Skip pictures in the listing below; copy exactly the lines from the one with "Output a JSON" through the one with "Convert this chart", inclusive.

__A block of data__.
[start]
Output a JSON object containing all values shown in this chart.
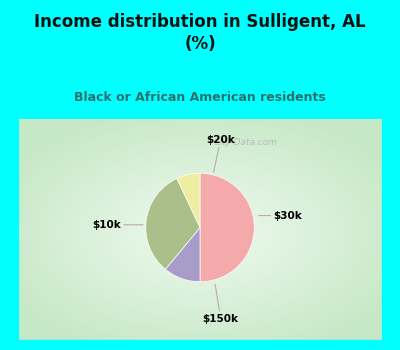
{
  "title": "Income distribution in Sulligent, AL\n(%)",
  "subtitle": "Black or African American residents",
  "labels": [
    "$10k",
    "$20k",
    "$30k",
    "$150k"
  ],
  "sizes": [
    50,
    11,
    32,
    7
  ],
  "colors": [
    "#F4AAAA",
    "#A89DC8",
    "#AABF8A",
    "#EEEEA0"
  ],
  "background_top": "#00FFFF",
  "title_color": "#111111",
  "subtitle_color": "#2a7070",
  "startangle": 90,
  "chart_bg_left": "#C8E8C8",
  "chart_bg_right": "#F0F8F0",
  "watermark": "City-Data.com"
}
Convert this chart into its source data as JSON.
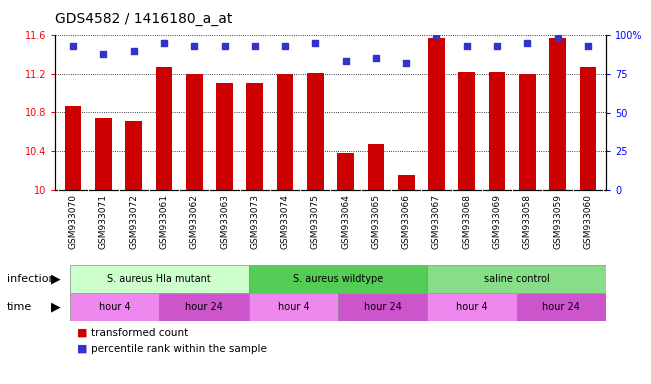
[end]
[start]
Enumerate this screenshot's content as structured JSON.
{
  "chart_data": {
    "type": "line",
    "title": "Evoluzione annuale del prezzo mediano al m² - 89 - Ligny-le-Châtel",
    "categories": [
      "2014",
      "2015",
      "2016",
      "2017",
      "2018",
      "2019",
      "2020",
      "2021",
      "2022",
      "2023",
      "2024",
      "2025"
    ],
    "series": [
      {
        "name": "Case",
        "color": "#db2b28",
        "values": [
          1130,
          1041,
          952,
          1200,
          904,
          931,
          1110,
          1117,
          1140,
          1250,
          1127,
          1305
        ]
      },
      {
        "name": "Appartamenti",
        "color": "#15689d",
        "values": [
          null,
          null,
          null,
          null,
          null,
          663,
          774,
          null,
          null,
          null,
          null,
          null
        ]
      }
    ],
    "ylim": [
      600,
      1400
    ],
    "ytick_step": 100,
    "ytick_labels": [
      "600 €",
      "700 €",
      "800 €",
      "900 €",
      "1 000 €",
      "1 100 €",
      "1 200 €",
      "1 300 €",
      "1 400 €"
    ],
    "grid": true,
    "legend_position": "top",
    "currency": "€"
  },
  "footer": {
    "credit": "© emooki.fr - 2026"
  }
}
[end]
__COMPLETE OUTPUT__.
Output a JSON object containing all values shown in this chart.
{
  "title": "Income distribution in Sulligent, AL\n(%)",
  "subtitle": "Black or African American residents",
  "labels": [
    "$10k",
    "$20k",
    "$30k",
    "$150k"
  ],
  "sizes": [
    50,
    11,
    32,
    7
  ],
  "colors": [
    "#F4AAAA",
    "#A89DC8",
    "#AABF8A",
    "#EEEEA0"
  ],
  "background_top": "#00FFFF",
  "title_color": "#111111",
  "subtitle_color": "#2a7070",
  "startangle": 90,
  "chart_bg_left": "#C8E8C8",
  "chart_bg_right": "#F0F8F0",
  "watermark": "City-Data.com"
}
Convert this chart into its source data as JSON.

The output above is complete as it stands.